Entries:
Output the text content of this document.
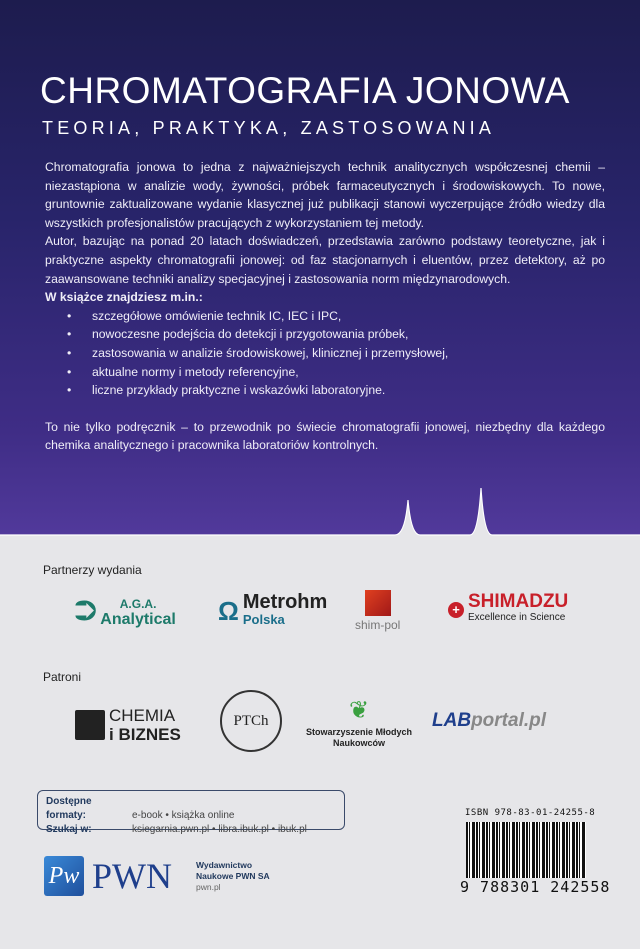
CHROMATOGRAFIA JONOWA
TEORIA, PRAKTYKA, ZASTOSOWANIA

Chromatografia jonowa to jedna z najważniejszych technik analitycznych współczesnej chemii – niezastąpiona w analizie wody, żywności, próbek farmaceutycznych i środowiskowych. To nowe, gruntownie zaktualizowane wydanie klasycznej już publikacji stanowi wyczerpujące źródło wiedzy dla wszystkich profesjonalistów pracujących z wykorzystaniem tej metody.

Autor, bazując na ponad 20 latach doświadczeń, przedstawia zarówno podstawy teoretyczne, jak i praktyczne aspekty chromatografii jonowej: od faz stacjonarnych i eluentów, przez detektory, aż po zaawansowane techniki analizy specjacyjnej i zastosowania norm międzynarodowych.

W książce znajdziesz m.in.:

• szczegółowe omówienie technik IC, IEC i IPC,
• nowoczesne podejścia do detekcji i przygotowania próbek,
• zastosowania w analizie środowiskowej, klinicznej i przemysłowej,
• aktualne normy i metody referencyjne,
• liczne przykłady praktyczne i wskazówki laboratoryjne.

To nie tylko podręcznik – to przewodnik po świecie chromatografii jonowej, niezbędny dla każdego chemika analitycznego i pracownika laboratoriów kontrolnych.

Partnerzy wydania
⮊	A.G.A.
Analytical Ω Metrohm
Polska	shim-pol
+ SHIMADZU
Excellence in Science
Patroni
CHEMIA
i BIZNES
PTCh	❦
Stowarzyszenie Młodych
Naukowców
LAB portal.pl
Dostępne formaty:	e-book • książka online
Szukaj w:	ksiegarnia.pwn.pl • libra.ibuk.pl • ibuk.pl
Pw PWN	Wydawnictwo
Naukowe PWN SA
pwn.pl
ISBN 978-83-01-24255-8
9 788301 242558
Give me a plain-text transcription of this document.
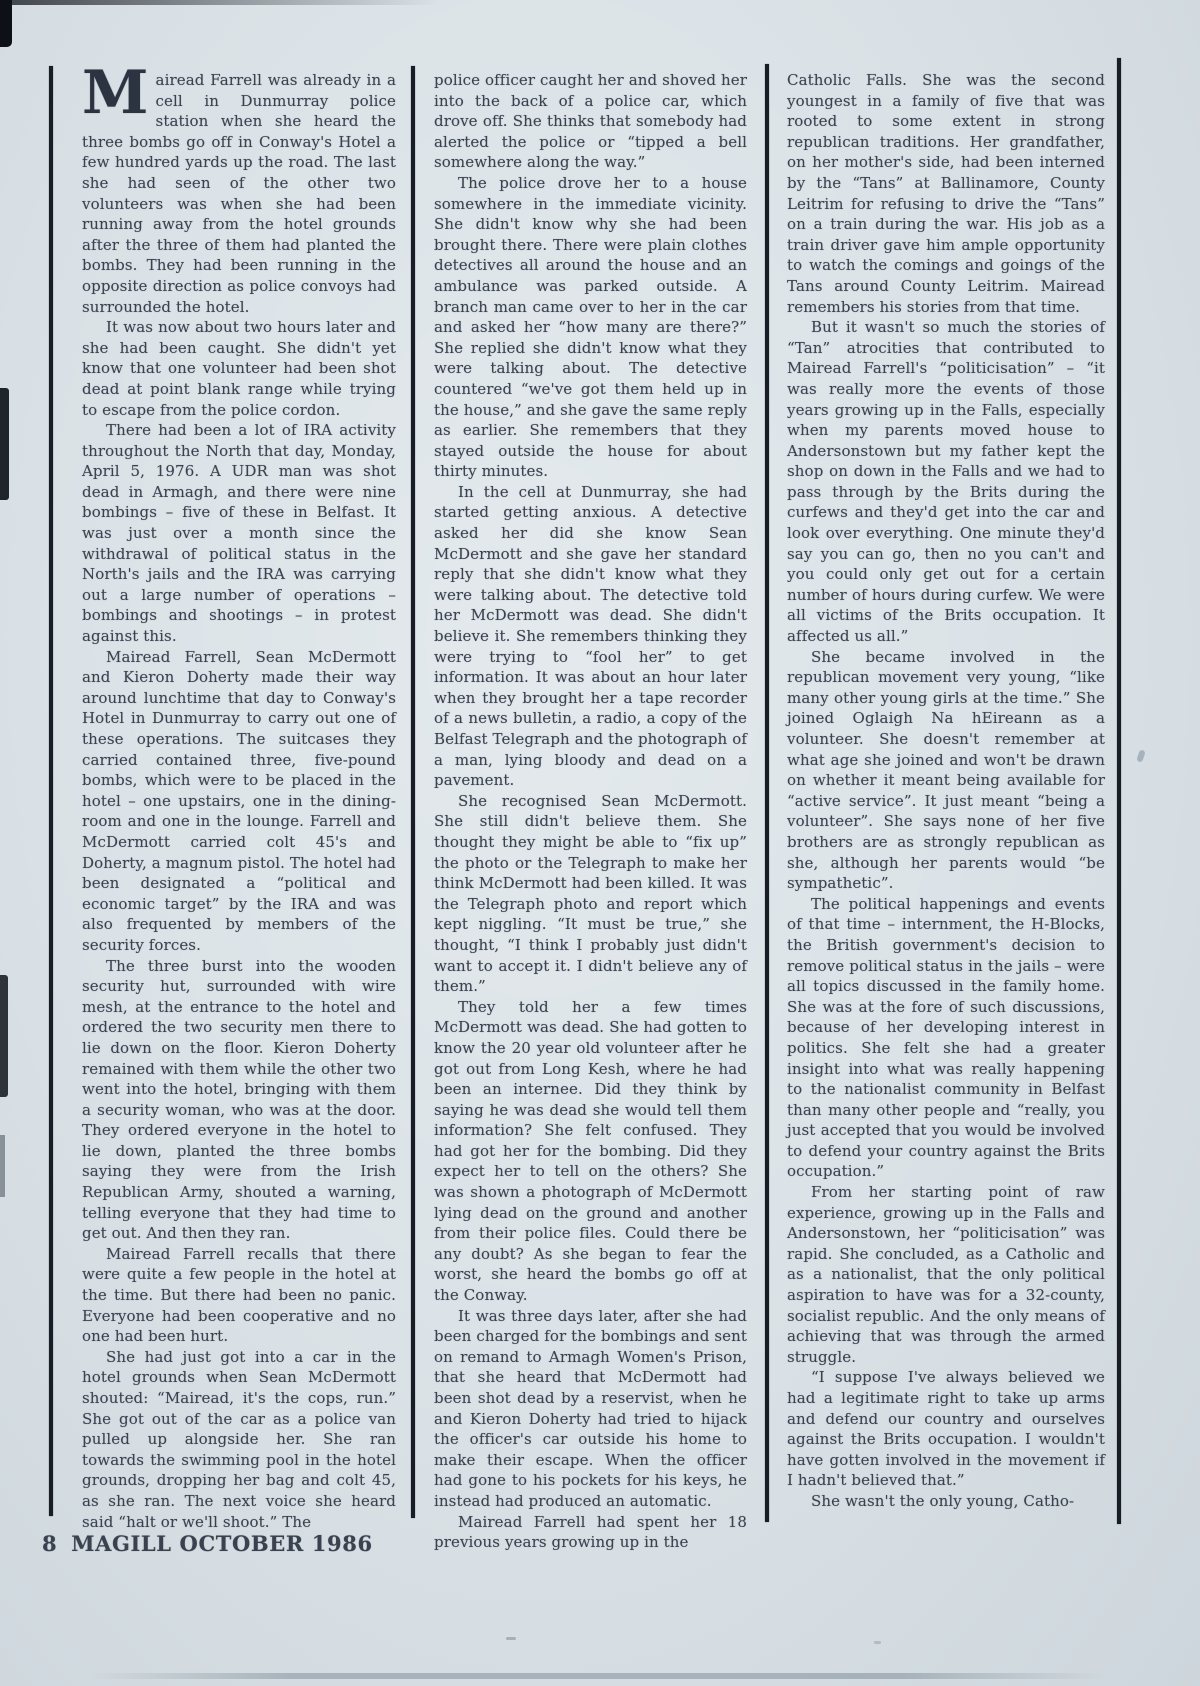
Mairead Farrell was already in a cell in Dunmurray police station when she heard the three bombs go off in Conway's Hotel a few hundred yards up the road. The last she had seen of the other two volunteers was when she had been running away from the hotel grounds after the three of them had planted the bombs. They had been running in the opposite direction as police convoys had surrounded the hotel.

It was now about two hours later and she had been caught. She didn't yet know that one volunteer had been shot dead at point blank range while trying to escape from the police cordon.

There had been a lot of IRA activity throughout the North that day, Monday, April 5, 1976. A UDR man was shot dead in Armagh, and there were nine bombings – five of these in Belfast. It was just over a month since the withdrawal of political status in the North's jails and the IRA was carrying out a large number of operations – bombings and shootings – in protest against this.

Mairead Farrell, Sean McDermott and Kieron Doherty made their way around lunchtime that day to Conway's Hotel in Dunmurray to carry out one of these operations. The suitcases they carried contained three, five-pound bombs, which were to be placed in the hotel – one upstairs, one in the dining-room and one in the lounge. Farrell and McDermott carried colt 45's and Doherty, a magnum pistol. The hotel had been designated a “political and economic target” by the IRA and was also frequented by members of the security forces.

The three burst into the wooden security hut, surrounded with wire mesh, at the entrance to the hotel and ordered the two security men there to lie down on the floor. Kieron Doherty remained with them while the other two went into the hotel, bringing with them a security woman, who was at the door. They ordered everyone in the hotel to lie down, planted the three bombs saying they were from the Irish Republican Army, shouted a warning, telling everyone that they had time to get out. And then they ran.

Mairead Farrell recalls that there were quite a few people in the hotel at the time. But there had been no panic. Everyone had been cooperative and no one had been hurt.

She had just got into a car in the hotel grounds when Sean McDermott shouted: “Mairead, it's the cops, run.” She got out of the car as a police van pulled up alongside her. She ran towards the swimming pool in the hotel grounds, dropping her bag and colt 45, as she ran. The next voice she heard said “halt or we'll shoot.” The

police officer caught her and shoved her into the back of a police car, which drove off. She thinks that somebody had alerted the police or “tipped a bell somewhere along the way.”

The police drove her to a house somewhere in the immediate vicinity. She didn't know why she had been brought there. There were plain clothes detectives all around the house and an ambulance was parked outside. A branch man came over to her in the car and asked her “how many are there?” She replied she didn't know what they were talking about. The detective countered “we've got them held up in the house,” and she gave the same reply as earlier. She remembers that they stayed outside the house for about thirty minutes.

In the cell at Dunmurray, she had started getting anxious. A detective asked her did she know Sean McDermott and she gave her standard reply that she didn't know what they were talking about. The detective told her McDermott was dead. She didn't believe it. She remembers thinking they were trying to “fool her” to get information. It was about an hour later when they brought her a tape recorder of a news bulletin, a radio, a copy of the Belfast Telegraph and the photograph of a man, lying bloody and dead on a pavement.

She recognised Sean McDermott. She still didn't believe them. She thought they might be able to “fix up” the photo or the Telegraph to make her think McDermott had been killed. It was the Telegraph photo and report which kept niggling. “It must be true,” she thought, “I think I probably just didn't want to accept it. I didn't believe any of them.”

They told her a few times McDermott was dead. She had gotten to know the 20 year old volunteer after he got out from Long Kesh, where he had been an internee. Did they think by saying he was dead she would tell them information? She felt confused. They had got her for the bombing. Did they expect her to tell on the others? She was shown a photograph of McDermott lying dead on the ground and another from their police files. Could there be any doubt? As she began to fear the worst, she heard the bombs go off at the Conway.

It was three days later, after she had been charged for the bombings and sent on remand to Armagh Women's Prison, that she heard that McDermott had been shot dead by a reservist, when he and Kieron Doherty had tried to hijack the officer's car outside his home to make their escape. When the officer had gone to his pockets for his keys, he instead had produced an automatic.

Mairead Farrell had spent her 18 previous years growing up in the

Catholic Falls. She was the second youngest in a family of five that was rooted to some extent in strong republican traditions. Her grandfather, on her mother's side, had been interned by the “Tans” at Ballinamore, County Leitrim for refusing to drive the “Tans” on a train during the war. His job as a train driver gave him ample opportunity to watch the comings and goings of the Tans around County Leitrim. Mairead remembers his stories from that time.

But it wasn't so much the stories of “Tan” atrocities that contributed to Mairead Farrell's “politicisation” – “it was really more the events of those years growing up in the Falls, especially when my parents moved house to Andersonstown but my father kept the shop on down in the Falls and we had to pass through by the Brits during the curfews and they'd get into the car and look over everything. One minute they'd say you can go, then no you can't and you could only get out for a certain number of hours during curfew. We were all victims of the Brits occupation. It affected us all.”

She became involved in the republican movement very young, “like many other young girls at the time.” She joined Oglaigh Na hEireann as a volunteer. She doesn't remember at what age she joined and won't be drawn on whether it meant being available for “active service”. It just meant “being a volunteer”. She says none of her five brothers are as strongly republican as she, although her parents would “be sympathetic”.

The political happenings and events of that time – internment, the H-Blocks, the British government's decision to remove political status in the jails – were all topics discussed in the family home. She was at the fore of such discussions, because of her developing interest in politics. She felt she had a greater insight into what was really happening to the nationalist community in Belfast than many other people and “really, you just accepted that you would be involved to defend your country against the Brits occupation.”

From her starting point of raw experience, growing up in the Falls and Andersonstown, her “politicisation” was rapid. She concluded, as a Catholic and as a nationalist, that the only political aspiration to have was for a 32-county, socialist republic. And the only means of achieving that was through the armed struggle.

“I suppose I've always believed we had a legitimate right to take up arms and defend our country and ourselves against the Brits occupation. I wouldn't have gotten involved in the movement if I hadn't believed that.”

She wasn't the only young, Catho-

8 MAGILL OCTOBER 1986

Work to be completed: Show all lines from the records above where the word "told" occurs.

Answer to this problem:
In the cell at Dunmurray, she had started getting anxious. A detective asked her did she know Sean McDermott and she gave her standard reply that she didn't know what they were talking about. The detective told her McDermott was dead. She didn't believe it. She remembers thinking they were trying to “fool her” to get information. It was about an hour later when they brought her a tape recorder of a news bulletin, a radio, a copy of the Belfast Telegraph and the photograph of a man, lying bloody and dead on a pavement.
They told her a few times McDermott was dead. She had gotten to know the 20 year old volunteer after he got out from Long Kesh, where he had been an internee. Did they think by saying he was dead she would tell them information? She felt confused. They had got her for the bombing. Did they expect her to tell on the others? She was shown a photograph of McDermott lying dead on the ground and another from their police files. Could there be any doubt? As she began to fear the worst, she heard the bombs go off at the Conway.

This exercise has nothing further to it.